■ GIVEN EXERCISE A ■
According to the forum thread about building a table saw/router fence, which company makes a router fence that replaces the right side face on the Exacta II?

■ TEXT TO READ ■
# Want to build table saw/router fence.



## TonyBal

I am looking for a design that would allow me to utilize my existing table saw fence, which has "Micro Adjust". I would like to make something that would slip over the existing fence unless there is a better suggestion. What features would you suggest that I incorporate into this design. Here is my current set up.


----------



## woodnthings

*A few threads here cover that*

Here's one: http://www.woodworkingtalk.com/f2/table-saw-router-workstation-project-21848/


----------



## garryswf

Tony,
I did the same thing with my TS/router table fence that you want to do so you can uitlize one fence for two functions. The setup i have works fine with one draw back, there has been times when i have wanted to rip additional pieces on the TS but in order to do that i had to move the whole fence which ruins the setup you have for the router table. If at all possible use a two fence setup, that is what i am going to do in the near future. Just my 2 cents worth, good luck


----------



## ACP

Tony, under Bill's posted thread, in photo 3 there are a few of us that have that version of the router fence. If you build it well it's gonna last. Mine has dust collection that goes out the top, but I've seen it improved where the collection hose attaches into the end of the fixture which keeps the hose out of your way for routing. I attach mine to the fence with quick clamps, I've seen it built over the fence too so it just has an upside down U-channel the fence fits into. Good luck!


----------



## knotscott

HTC makes a router fence that replaces the right side face on the Exacta II. I've had mine for a couple years and like it. You could probably build something along the same lines too.


----------



## Pirate

I have an Exacta fence and first attached a router fence to it.
Then I needed to rout a round over for mouldings, which required routing, then ripping the moulding. Repeat, repeat.
Had to loose the router setup, in order to rip a piece.
Changed to a separate fence, with t tracks.


----------



## woodnthings

*I have a saw mounted router table but...*

I use a separate fence for each tool. The reason is stated above. You just never know when you need to rip a new piece on the saw and then you've lost your router setup or vice versa. I would not marry the two.

Rows from a layout dataset:
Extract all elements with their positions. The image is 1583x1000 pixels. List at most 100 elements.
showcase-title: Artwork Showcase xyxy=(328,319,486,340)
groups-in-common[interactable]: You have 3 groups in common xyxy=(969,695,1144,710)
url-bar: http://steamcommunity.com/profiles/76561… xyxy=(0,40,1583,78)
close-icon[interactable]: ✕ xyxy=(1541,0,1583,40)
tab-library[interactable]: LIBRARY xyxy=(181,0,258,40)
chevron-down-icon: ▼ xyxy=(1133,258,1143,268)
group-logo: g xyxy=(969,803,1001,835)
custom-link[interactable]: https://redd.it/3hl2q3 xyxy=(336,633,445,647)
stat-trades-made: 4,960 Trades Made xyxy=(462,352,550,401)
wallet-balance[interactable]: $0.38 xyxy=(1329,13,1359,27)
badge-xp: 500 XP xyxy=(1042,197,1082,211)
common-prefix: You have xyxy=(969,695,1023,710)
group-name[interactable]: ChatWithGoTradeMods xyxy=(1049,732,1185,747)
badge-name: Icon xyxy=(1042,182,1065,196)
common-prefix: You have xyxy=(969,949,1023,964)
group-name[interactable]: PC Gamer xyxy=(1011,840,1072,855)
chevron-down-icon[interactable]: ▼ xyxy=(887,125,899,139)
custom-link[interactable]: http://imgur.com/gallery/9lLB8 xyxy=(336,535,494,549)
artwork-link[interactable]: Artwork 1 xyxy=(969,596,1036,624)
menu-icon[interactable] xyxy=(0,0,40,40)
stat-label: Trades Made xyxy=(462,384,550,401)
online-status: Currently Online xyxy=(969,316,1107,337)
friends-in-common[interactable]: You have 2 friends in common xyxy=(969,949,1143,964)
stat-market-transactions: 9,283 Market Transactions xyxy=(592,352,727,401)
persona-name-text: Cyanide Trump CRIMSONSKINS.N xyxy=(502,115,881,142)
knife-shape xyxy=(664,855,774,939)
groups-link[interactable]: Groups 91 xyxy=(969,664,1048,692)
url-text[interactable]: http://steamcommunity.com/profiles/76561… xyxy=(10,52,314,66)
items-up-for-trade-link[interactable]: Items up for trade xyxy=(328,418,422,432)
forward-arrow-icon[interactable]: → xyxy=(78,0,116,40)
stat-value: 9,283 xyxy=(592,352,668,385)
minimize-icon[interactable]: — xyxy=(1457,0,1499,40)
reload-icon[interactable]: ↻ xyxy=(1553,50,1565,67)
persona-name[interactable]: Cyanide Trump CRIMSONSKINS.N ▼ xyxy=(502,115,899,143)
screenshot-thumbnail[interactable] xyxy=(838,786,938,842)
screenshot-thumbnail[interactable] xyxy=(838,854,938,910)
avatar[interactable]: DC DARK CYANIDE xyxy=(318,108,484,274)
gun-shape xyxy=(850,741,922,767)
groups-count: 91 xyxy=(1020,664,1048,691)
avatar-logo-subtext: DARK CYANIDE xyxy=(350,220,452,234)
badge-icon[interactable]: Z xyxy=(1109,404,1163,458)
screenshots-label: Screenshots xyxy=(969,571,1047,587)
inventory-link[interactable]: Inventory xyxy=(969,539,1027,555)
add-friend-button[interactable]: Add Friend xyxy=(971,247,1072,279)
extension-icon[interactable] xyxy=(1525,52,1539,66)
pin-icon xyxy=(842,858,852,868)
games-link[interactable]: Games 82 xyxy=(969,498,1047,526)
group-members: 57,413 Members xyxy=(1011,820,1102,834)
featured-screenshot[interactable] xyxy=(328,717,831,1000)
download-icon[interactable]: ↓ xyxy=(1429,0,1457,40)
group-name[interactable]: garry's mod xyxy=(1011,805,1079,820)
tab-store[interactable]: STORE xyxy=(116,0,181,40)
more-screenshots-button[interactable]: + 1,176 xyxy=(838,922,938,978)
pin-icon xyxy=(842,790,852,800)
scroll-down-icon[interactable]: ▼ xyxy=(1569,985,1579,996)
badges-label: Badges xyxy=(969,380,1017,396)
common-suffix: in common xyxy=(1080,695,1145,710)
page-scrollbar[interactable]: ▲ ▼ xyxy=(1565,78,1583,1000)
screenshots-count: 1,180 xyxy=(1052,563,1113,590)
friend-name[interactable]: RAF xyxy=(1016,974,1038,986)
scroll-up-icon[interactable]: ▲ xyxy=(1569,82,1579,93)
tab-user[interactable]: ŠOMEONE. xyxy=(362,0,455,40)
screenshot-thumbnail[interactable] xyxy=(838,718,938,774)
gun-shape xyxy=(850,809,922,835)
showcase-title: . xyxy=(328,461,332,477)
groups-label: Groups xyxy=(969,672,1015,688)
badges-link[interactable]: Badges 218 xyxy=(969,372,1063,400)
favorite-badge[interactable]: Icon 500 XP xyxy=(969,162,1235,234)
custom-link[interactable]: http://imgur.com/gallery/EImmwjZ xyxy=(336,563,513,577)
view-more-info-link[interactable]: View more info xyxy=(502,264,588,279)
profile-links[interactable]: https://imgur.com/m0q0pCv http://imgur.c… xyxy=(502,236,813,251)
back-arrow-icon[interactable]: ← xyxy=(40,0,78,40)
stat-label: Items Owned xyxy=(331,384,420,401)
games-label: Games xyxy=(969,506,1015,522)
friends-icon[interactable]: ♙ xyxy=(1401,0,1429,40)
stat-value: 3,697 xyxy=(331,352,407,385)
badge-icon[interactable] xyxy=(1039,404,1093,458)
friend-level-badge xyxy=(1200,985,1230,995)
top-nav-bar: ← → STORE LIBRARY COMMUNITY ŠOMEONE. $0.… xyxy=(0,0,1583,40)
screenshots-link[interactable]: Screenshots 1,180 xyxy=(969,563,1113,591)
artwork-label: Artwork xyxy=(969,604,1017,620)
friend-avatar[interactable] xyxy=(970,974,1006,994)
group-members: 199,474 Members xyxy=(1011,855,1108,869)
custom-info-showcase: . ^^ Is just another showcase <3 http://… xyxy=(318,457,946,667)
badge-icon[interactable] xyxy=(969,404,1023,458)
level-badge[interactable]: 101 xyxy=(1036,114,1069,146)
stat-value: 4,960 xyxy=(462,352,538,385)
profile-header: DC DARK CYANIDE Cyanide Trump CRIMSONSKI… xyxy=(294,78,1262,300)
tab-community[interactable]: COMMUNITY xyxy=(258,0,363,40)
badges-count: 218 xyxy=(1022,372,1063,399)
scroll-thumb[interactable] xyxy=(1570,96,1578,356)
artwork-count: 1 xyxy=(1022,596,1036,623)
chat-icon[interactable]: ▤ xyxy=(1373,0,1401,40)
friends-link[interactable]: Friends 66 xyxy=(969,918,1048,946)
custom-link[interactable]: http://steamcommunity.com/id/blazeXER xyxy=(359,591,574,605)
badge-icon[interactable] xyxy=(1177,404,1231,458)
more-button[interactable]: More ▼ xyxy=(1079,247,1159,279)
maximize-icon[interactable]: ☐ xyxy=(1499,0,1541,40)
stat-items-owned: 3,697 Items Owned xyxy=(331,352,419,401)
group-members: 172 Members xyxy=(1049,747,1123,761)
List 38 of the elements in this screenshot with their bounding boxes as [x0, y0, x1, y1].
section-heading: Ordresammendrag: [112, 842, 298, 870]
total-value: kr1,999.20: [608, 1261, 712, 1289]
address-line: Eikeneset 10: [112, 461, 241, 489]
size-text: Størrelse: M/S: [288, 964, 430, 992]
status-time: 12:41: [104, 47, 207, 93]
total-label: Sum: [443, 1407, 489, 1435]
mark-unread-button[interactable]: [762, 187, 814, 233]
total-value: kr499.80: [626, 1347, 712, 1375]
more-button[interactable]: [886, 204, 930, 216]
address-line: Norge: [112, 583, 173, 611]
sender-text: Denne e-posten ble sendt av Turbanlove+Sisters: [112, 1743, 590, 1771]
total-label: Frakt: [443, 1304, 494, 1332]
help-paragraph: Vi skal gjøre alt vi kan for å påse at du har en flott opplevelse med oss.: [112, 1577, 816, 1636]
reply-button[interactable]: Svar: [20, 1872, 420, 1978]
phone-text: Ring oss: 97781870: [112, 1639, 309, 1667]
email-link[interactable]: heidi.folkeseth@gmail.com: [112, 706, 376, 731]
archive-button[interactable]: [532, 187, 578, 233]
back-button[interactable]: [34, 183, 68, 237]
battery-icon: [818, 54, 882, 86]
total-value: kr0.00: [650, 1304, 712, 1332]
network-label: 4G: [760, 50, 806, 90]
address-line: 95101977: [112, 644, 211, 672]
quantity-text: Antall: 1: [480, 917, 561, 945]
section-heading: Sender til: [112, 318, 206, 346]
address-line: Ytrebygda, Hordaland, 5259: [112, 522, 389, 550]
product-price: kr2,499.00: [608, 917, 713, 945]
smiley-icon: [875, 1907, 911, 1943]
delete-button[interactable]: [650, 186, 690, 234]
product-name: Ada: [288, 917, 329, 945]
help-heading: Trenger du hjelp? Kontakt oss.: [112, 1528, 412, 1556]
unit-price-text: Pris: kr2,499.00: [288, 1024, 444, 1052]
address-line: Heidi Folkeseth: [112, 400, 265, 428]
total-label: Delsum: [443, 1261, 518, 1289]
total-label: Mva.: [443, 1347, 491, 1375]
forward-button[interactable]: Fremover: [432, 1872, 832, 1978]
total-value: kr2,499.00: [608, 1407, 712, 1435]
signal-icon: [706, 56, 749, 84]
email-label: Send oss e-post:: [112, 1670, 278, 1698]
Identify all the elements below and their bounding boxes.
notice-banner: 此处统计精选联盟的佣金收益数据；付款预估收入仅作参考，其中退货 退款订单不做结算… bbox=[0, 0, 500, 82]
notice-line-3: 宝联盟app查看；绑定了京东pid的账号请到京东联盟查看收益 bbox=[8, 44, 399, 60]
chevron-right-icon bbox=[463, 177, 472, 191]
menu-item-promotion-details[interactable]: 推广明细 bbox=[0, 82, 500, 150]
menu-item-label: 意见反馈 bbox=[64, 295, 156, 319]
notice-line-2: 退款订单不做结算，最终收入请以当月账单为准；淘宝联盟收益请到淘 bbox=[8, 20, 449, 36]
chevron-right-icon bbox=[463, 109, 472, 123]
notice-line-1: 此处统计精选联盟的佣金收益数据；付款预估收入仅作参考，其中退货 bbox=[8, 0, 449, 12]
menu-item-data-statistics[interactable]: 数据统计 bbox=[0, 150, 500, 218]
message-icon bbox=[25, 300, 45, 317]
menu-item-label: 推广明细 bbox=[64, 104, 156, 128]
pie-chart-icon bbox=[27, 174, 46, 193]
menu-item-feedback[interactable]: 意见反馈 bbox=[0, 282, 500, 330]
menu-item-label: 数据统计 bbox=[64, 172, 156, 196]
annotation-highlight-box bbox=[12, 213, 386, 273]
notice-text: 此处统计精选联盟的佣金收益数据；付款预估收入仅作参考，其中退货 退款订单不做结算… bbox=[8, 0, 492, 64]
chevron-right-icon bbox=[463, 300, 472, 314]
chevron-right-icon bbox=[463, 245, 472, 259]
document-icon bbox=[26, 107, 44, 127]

■ GIVEN EXERCISE B ■
Turn the entries, from their first line through the line containing "close-icon[interactable]: ✕ xyxy=(1541,0,1583,40)", into a Markdown table with columns n and Line, leaving out blank lines.

■ FINAL RESULT A ■
HTC

■ FINAL RESULT B ■
| n | Line |
|---|---|
| 1 | Extract all elements with their positions. The image is 1583x1000 pixels. List at most 100 elements. |
| 2 | showcase-title: Artwork Showcase xyxy=(328,319,486,340) |
| 3 | groups-in-common[interactable]: You have 3 groups in common xyxy=(969,695,1144,710) |
| 4 | url-bar: http://steamcommunity.com/profiles/76561… xyxy=(0,40,1583,78) |
| 5 | close-icon[interactable]: ✕ xyxy=(1541,0,1583,40) |